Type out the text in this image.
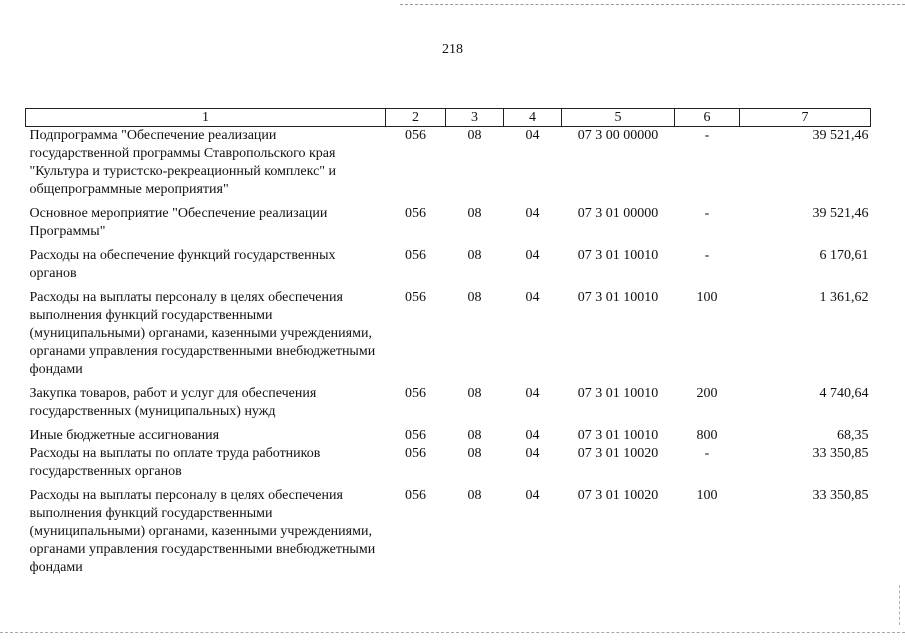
218
1	2	3	4	5	6	7
Подпрограмма "Обеспечение реализации государственной программы Ставропольского края "Культура и туристско-рекреационный комплекс" и общепрограммные мероприятия"	056	08	04	07 3 00 00000	-	39 521,46
Основное мероприятие "Обеспечение реализации Программы"	056	08	04	07 3 01 00000	-	39 521,46
Расходы на обеспечение функций государственных органов	056	08	04	07 3 01 10010	-	6 170,61
Расходы на выплаты персоналу в целях обеспечения выполнения функций государственными (муниципальными) органами, казенными учреждениями, органами управления государственными внебюджетными фондами	056	08	04	07 3 01 10010	100	1 361,62
Закупка товаров, работ и услуг для обеспечения государственных (муниципальных) нужд	056	08	04	07 3 01 10010	200	4 740,64
Иные бюджетные ассигнования	056	08	04	07 3 01 10010	800	68,35
Расходы на выплаты по оплате труда работников государственных органов	056	08	04	07 3 01 10020	-	33 350,85
Расходы на выплаты персоналу в целях обеспечения выполнения функций государственными (муниципальными) органами, казенными учреждениями, органами управления государственными внебюджетными фондами	056	08	04	07 3 01 10020	100	33 350,85
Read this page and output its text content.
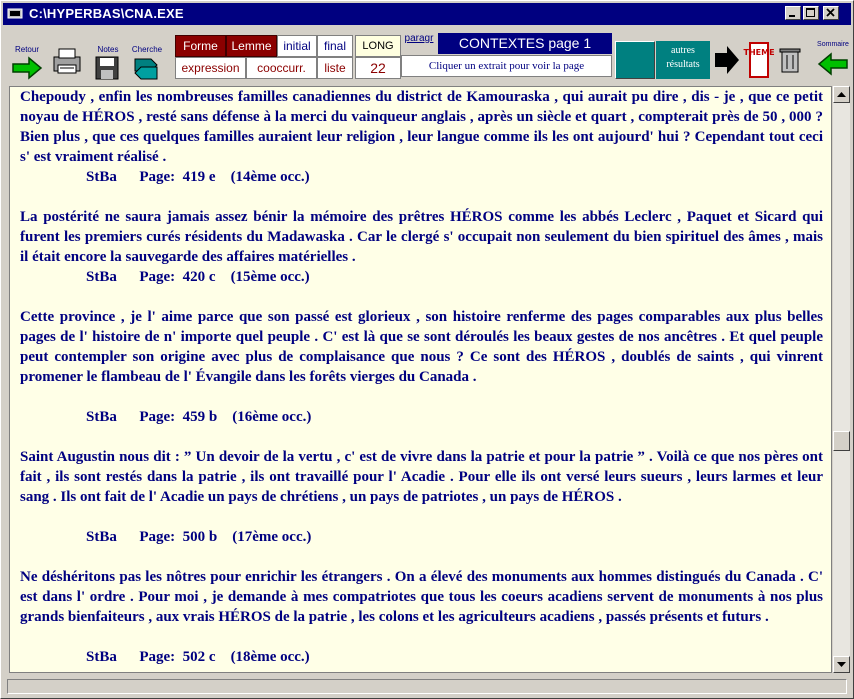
C:\HYPERBAS\CNA.EXE
Retour	Notes	Cherche	Forme	Lemme initial	final	LONG
paragr
expression	cooccurr.	liste	22
CONTEXTES page 1
Cliquer un extrait pour voir la page
autres résultats
THEME
Sommaire
Chepoudy , enfin les nombreuses familles canadiennes du district de Kamouraska , qui aurait pu dire , dis - je , que ce petit noyau de HÉROS , resté sans défense à la merci du vainqueur anglais , après un siècle et quart , compterait près de 50 , 000 ? Bien plus , que ces quelques familles auraient leur religion , leur langue comme ils les ont aujourd' hui ? Cependant tout ceci s' est vraiment réalisé .
StBa      Page:  419 e    (14ème occ.)
La postérité ne saura jamais assez bénir la mémoire des prêtres HÉROS comme les abbés Leclerc , Paquet et Sicard qui furent les premiers curés résidents du Madawaska . Car le clergé s' occupait non seulement du bien spirituel des âmes , mais il était encore la sauvegarde des affaires matérielles .
StBa      Page:  420 c    (15ème occ.)
Cette province , je l' aime parce que son passé est glorieux , son histoire renferme des pages comparables aux plus belles pages de l' histoire de n' importe quel peuple . C' est là que se sont déroulés les beaux gestes de nos ancêtres . Et quel peuple peut contempler son origine avec plus de complaisance que nous ? Ce sont des HÉROS , doublés de saints , qui vinrent promener le flambeau de l' Évangile dans les forêts vierges du Canada .
StBa      Page:  459 b    (16ème occ.)
Saint Augustin nous dit : ” Un devoir de la vertu , c' est de vivre dans la patrie et pour la patrie ” . Voilà ce que nos pères ont fait , ils sont restés dans la patrie , ils ont travaillé pour l' Acadie . Pour elle ils ont versé leurs sueurs , leurs larmes et leur sang . Ils ont fait de l' Acadie un pays de chrétiens , un pays de patriotes , un pays de HÉROS .
StBa      Page:  500 b    (17ème occ.)
Ne déshéritons pas les nôtres pour enrichir les étrangers . On a élevé des monuments aux hommes distingués du Canada . C' est dans l' ordre . Pour moi , je demande à mes compatriotes que tous les coeurs acadiens servent de monuments à nos plus grands bienfaiteurs , aux vrais HÉROS de la patrie , les colons et les agriculteurs acadiens , passés présents et futurs .
StBa      Page:  502 c    (18ème occ.)
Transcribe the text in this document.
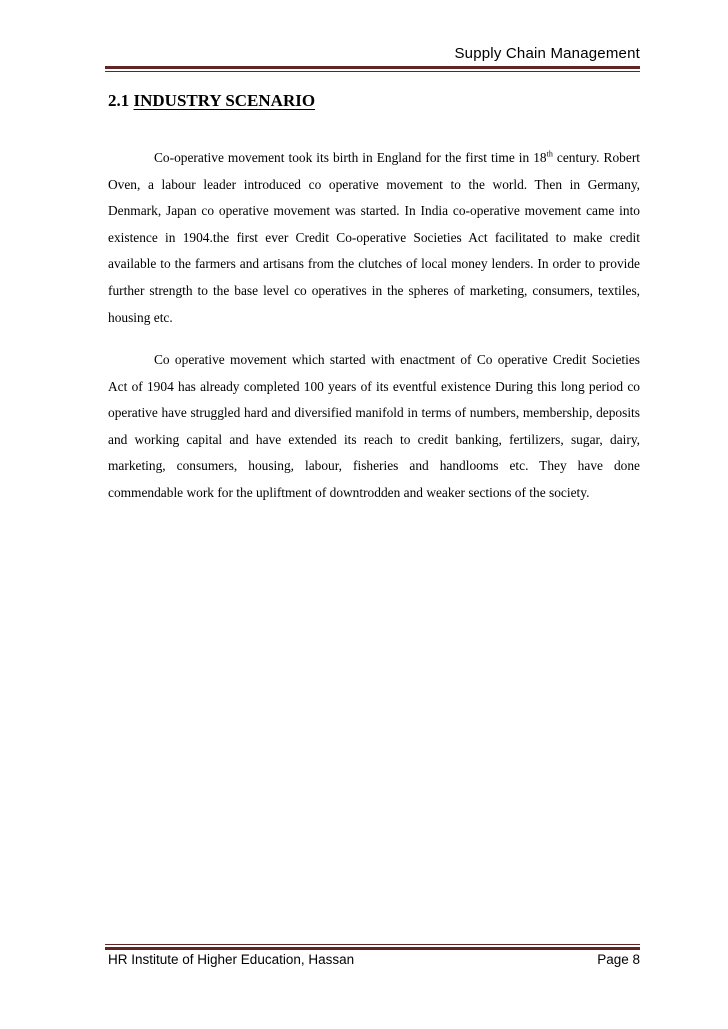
Supply Chain Management
2.1 INDUSTRY SCENARIO
Co-operative movement took its birth in England for the first time in 18th century. Robert Oven, a labour leader introduced co operative movement to the world. Then in Germany, Denmark, Japan co operative movement was started. In India co-operative movement came into existence in 1904.the first ever Credit Co-operative Societies Act facilitated to make credit available to the farmers and artisans from the clutches of local money lenders. In order to provide further strength to the base level co operatives in the spheres of marketing, consumers, textiles, housing etc.
Co operative movement which started with enactment of Co operative Credit Societies Act of 1904 has already completed 100 years of its eventful existence During this long period co operative have struggled hard and diversified manifold in terms of numbers, membership, deposits and working capital and have extended its reach to credit banking, fertilizers, sugar, dairy, marketing, consumers, housing, labour, fisheries and handlooms etc. They have done commendable work for the upliftment of downtrodden and weaker sections of the society.
HR Institute of Higher Education, Hassan	Page 8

+ + + + +

• _YOUR TASK_
Leave out the pictures, and give all the records again exactly.

• _TASK RESULT_
Type out the text in this image.
218
1	2	3	4	5	6	7
Подпрограмма "Обеспечение реализации государственной программы Ставропольского края "Культура и туристско-рекреационный комплекс" и общепрограммные мероприятия"	056	08	04	07 3 00 00000	-	39 521,46
Основное мероприятие "Обеспечение реализации Программы"	056	08	04	07 3 01 00000	-	39 521,46
Расходы на обеспечение функций государственных органов	056	08	04	07 3 01 10010	-	6 170,61
Расходы на выплаты персоналу в целях обеспечения выполнения функций государственными (муниципальными) органами, казенными учреждениями, органами управления государственными внебюджетными фондами	056	08	04	07 3 01 10010	100	1 361,62
Закупка товаров, работ и услуг для обеспечения государственных (муниципальных) нужд	056	08	04	07 3 01 10010	200	4 740,64
Иные бюджетные ассигнования	056	08	04	07 3 01 10010	800	68,35
Расходы на выплаты по оплате труда работников государственных органов	056	08	04	07 3 01 10020	-	33 350,85
Расходы на выплаты персоналу в целях обеспечения выполнения функций государственными (муниципальными) органами, казенными учреждениями, органами управления государственными внебюджетными фондами	056	08	04	07 3 01 10020	100	33 350,85
Read this page and output its text content.
C:\HYPERBAS\CNA.EXE
Retour	Notes	Cherche	Forme	Lemme initial	final	LONG
paragr
expression	cooccurr.	liste	22
CONTEXTES page 1
Cliquer un extrait pour voir la page
autres résultats
THEME
Sommaire
Chepoudy , enfin les nombreuses familles canadiennes du district de Kamouraska , qui aurait pu dire , dis - je , que ce petit noyau de HÉROS , resté sans défense à la merci du vainqueur anglais , après un siècle et quart , compterait près de 50 , 000 ? Bien plus , que ces quelques familles auraient leur religion , leur langue comme ils les ont aujourd' hui ? Cependant tout ceci s' est vraiment réalisé .
StBa      Page:  419 e    (14ème occ.)
La postérité ne saura jamais assez bénir la mémoire des prêtres HÉROS comme les abbés Leclerc , Paquet et Sicard qui furent les premiers curés résidents du Madawaska . Car le clergé s' occupait non seulement du bien spirituel des âmes , mais il était encore la sauvegarde des affaires matérielles .
StBa      Page:  420 c    (15ème occ.)
Cette province , je l' aime parce que son passé est glorieux , son histoire renferme des pages comparables aux plus belles pages de l' histoire de n' importe quel peuple . C' est là que se sont déroulés les beaux gestes de nos ancêtres . Et quel peuple peut contempler son origine avec plus de complaisance que nous ? Ce sont des HÉROS , doublés de saints , qui vinrent promener le flambeau de l' Évangile dans les forêts vierges du Canada .
StBa      Page:  459 b    (16ème occ.)
Saint Augustin nous dit : ” Un devoir de la vertu , c' est de vivre dans la patrie et pour la patrie ” . Voilà ce que nos pères ont fait , ils sont restés dans la patrie , ils ont travaillé pour l' Acadie . Pour elle ils ont versé leurs sueurs , leurs larmes et leur sang . Ils ont fait de l' Acadie un pays de chrétiens , un pays de patriotes , un pays de HÉROS .
StBa      Page:  500 b    (17ème occ.)
Ne déshéritons pas les nôtres pour enrichir les étrangers . On a élevé des monuments aux hommes distingués du Canada . C' est dans l' ordre . Pour moi , je demande à mes compatriotes que tous les coeurs acadiens servent de monuments à nos plus grands bienfaiteurs , aux vrais HÉROS de la patrie , les colons et les agriculteurs acadiens , passés présents et futurs .
StBa      Page:  502 c    (18ème occ.)
Transcribe the text in this document.
Supply Chain Management
2.1 INDUSTRY SCENARIO
Co-operative movement took its birth in England for the first time in 18th century. Robert Oven, a labour leader introduced co operative movement to the world. Then in Germany, Denmark, Japan co operative movement was started. In India co-operative movement came into existence in 1904.the first ever Credit Co-operative Societies Act facilitated to make credit available to the farmers and artisans from the clutches of local money lenders. In order to provide further strength to the base level co operatives in the spheres of marketing, consumers, textiles, housing etc.
Co operative movement which started with enactment of Co operative Credit Societies Act of 1904 has already completed 100 years of its eventful existence During this long period co operative have struggled hard and diversified manifold in terms of numbers, membership, deposits and working capital and have extended its reach to credit banking, fertilizers, sugar, dairy, marketing, consumers, housing, labour, fisheries and handlooms etc. They have done commendable work for the upliftment of downtrodden and weaker sections of the society.
HR Institute of Higher Education, Hassan	Page 8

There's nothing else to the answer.